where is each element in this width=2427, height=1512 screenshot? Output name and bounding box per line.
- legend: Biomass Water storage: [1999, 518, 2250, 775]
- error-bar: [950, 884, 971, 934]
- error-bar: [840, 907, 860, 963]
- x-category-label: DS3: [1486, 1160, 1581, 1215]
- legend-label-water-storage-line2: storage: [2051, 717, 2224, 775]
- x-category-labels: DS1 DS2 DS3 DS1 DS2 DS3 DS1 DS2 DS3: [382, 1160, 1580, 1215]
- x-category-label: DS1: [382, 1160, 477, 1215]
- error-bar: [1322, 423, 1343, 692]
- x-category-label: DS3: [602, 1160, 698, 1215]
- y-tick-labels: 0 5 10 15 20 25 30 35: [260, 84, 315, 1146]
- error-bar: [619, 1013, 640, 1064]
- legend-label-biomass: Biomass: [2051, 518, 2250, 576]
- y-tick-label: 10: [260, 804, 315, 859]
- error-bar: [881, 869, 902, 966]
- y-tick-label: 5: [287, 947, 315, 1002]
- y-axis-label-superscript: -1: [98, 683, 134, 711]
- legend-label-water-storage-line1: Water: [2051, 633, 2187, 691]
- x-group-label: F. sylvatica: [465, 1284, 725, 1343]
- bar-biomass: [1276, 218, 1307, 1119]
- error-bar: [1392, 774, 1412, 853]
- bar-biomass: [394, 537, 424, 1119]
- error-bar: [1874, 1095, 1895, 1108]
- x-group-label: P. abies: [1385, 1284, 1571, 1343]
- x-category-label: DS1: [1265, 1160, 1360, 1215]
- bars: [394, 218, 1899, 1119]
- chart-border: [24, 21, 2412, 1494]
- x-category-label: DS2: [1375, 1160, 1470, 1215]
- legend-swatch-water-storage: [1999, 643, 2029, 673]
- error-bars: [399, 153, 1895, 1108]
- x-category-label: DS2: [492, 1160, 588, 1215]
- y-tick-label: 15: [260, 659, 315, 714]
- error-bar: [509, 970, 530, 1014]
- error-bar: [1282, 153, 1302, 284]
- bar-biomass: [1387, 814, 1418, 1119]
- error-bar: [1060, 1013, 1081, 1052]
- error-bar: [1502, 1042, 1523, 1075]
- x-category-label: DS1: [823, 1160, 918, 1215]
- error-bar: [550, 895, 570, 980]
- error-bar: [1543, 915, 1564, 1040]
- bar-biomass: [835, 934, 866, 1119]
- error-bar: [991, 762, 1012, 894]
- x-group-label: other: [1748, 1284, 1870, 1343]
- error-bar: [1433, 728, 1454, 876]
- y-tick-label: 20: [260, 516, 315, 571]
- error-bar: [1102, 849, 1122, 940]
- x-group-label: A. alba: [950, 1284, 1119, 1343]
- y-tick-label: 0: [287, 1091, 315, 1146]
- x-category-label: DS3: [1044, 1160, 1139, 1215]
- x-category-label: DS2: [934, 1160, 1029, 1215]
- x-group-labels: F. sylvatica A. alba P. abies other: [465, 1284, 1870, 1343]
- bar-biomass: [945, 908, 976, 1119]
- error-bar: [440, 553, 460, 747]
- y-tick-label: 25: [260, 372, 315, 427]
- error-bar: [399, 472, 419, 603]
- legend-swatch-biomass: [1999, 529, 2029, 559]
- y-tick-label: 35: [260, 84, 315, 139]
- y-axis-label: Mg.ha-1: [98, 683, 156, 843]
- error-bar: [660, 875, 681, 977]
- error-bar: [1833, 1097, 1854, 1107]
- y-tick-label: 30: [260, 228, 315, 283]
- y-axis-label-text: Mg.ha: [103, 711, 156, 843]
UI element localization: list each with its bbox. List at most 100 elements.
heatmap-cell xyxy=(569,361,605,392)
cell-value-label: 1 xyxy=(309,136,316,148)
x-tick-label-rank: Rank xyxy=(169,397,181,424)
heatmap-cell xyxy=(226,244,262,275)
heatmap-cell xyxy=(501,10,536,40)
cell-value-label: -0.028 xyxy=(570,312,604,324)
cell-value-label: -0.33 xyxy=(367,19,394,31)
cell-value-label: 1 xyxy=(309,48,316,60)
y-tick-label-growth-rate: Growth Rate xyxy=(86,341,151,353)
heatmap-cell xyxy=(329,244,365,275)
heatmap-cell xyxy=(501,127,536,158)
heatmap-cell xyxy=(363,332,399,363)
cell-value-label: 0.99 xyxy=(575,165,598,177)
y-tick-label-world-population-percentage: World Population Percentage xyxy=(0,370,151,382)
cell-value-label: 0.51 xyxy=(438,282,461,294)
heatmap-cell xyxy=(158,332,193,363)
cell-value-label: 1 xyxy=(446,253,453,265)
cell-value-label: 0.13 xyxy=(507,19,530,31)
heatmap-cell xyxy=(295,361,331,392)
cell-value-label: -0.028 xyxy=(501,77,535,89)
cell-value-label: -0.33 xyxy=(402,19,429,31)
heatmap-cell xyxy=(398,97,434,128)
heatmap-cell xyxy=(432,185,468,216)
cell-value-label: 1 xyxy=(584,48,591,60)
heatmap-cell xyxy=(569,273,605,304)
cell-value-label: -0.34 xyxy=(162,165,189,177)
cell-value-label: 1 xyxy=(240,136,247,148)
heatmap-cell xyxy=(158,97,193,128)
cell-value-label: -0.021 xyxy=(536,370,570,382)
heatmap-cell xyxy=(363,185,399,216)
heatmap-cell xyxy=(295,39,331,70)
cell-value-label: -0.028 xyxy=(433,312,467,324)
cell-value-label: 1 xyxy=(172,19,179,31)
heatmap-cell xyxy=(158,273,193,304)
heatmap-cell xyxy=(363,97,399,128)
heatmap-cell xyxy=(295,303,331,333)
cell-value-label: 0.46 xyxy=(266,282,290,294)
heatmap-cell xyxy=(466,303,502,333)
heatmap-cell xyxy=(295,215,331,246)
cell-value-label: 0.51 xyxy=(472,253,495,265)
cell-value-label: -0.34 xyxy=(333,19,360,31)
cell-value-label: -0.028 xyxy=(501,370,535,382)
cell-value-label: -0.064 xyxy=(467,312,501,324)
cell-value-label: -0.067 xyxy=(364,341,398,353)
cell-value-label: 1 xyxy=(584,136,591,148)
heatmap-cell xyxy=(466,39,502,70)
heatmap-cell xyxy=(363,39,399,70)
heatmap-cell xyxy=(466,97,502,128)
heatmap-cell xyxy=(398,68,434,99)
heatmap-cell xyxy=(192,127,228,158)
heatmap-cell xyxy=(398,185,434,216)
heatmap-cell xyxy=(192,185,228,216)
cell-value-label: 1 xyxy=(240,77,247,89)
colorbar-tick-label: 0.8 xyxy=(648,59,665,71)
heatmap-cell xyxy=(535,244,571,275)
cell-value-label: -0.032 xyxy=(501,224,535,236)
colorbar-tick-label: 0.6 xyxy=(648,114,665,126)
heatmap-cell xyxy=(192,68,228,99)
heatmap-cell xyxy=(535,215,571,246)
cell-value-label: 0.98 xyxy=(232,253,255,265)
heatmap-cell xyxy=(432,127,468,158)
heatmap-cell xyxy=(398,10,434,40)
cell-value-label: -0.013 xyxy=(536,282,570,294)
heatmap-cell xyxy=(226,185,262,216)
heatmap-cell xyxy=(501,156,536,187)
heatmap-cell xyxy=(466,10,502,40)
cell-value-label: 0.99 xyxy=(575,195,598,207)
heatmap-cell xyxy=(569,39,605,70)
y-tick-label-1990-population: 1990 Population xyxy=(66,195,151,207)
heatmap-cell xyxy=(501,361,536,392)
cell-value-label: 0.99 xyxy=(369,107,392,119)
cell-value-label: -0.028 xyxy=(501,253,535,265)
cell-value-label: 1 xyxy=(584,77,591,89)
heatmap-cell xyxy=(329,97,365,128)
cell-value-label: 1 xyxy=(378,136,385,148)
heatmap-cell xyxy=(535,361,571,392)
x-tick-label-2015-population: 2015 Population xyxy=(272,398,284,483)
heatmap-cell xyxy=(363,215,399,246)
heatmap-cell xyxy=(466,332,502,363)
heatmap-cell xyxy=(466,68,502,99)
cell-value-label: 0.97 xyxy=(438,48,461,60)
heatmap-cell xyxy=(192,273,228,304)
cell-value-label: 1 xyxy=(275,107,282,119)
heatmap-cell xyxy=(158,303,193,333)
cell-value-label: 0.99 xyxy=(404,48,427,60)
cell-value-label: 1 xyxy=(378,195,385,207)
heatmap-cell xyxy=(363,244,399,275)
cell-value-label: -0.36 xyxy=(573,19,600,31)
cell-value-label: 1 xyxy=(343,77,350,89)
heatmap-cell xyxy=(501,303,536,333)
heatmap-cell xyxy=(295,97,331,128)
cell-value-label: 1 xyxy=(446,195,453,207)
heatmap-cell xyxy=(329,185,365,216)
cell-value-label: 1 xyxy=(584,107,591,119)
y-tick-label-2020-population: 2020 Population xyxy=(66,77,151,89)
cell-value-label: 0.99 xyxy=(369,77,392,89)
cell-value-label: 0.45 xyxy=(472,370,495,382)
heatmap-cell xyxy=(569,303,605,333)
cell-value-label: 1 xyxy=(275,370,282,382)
********************
WHAT THIS TASK INVOLVES. Render the lines above as a Markdown table with the columns Index and Text, starting at the very first line and ending at the line that contains "- legend-swatch-water-storage: [1999, 643, 2029, 673]", both included. Number each row in Index, put the line in Text, and leave out any blank lines.

WRITTEN ANSWER.
| Index | Text |
|---|---|
| 1 | where is each element in this width=2427, height=1512 screenshot? Output name and bounding box per line. |
| 2 | - legend: Biomass Water storage: [1999, 518, 2250, 775] |
| 3 | - error-bar: [950, 884, 971, 934] |
| 4 | - error-bar: [840, 907, 860, 963] |
| 5 | - x-category-label: DS3: [1486, 1160, 1581, 1215] |
| 6 | - legend-label-water-storage-line2: storage: [2051, 717, 2224, 775] |
| 7 | - x-category-labels: DS1 DS2 DS3 DS1 DS2 DS3 DS1 DS2 DS3: [382, 1160, 1580, 1215] |
| 8 | - x-category-label: DS1: [382, 1160, 477, 1215] |
| 9 | - error-bar: [1322, 423, 1343, 692] |
| 10 | - x-category-label: DS3: [602, 1160, 698, 1215] |
| 11 | - y-tick-labels: 0 5 10 15 20 25 30 35: [260, 84, 315, 1146] |
| 12 | - error-bar: [619, 1013, 640, 1064] |
| 13 | - legend-label-biomass: Biomass: [2051, 518, 2250, 576] |
| 14 | - y-tick-label: 10: [260, 804, 315, 859] |
| 15 | - error-bar: [881, 869, 902, 966] |
| 16 | - y-tick-label: 5: [287, 947, 315, 1002] |
| 17 | - y-axis-label-superscript: -1: [98, 683, 134, 711] |
| 18 | - legend-label-water-storage-line1: Water: [2051, 633, 2187, 691] |
| 19 | - x-group-label: F. sylvatica: [465, 1284, 725, 1343] |
| 20 | - bar-biomass: [1276, 218, 1307, 1119] |
| 21 | - error-bar: [1392, 774, 1412, 853] |
| 22 | - bar-biomass: [394, 537, 424, 1119] |
| 23 | - error-bar: [1874, 1095, 1895, 1108] |
| 24 | - x-group-label: P. abies: [1385, 1284, 1571, 1343] |
| 25 | - x-category-label: DS1: [1265, 1160, 1360, 1215] |
| 26 | - bars: [394, 218, 1899, 1119] |
| 27 | - chart-border: [24, 21, 2412, 1494] |
| 28 | - x-category-label: DS2: [1375, 1160, 1470, 1215] |
| 29 | - legend-swatch-water-storage: [1999, 643, 2029, 673] |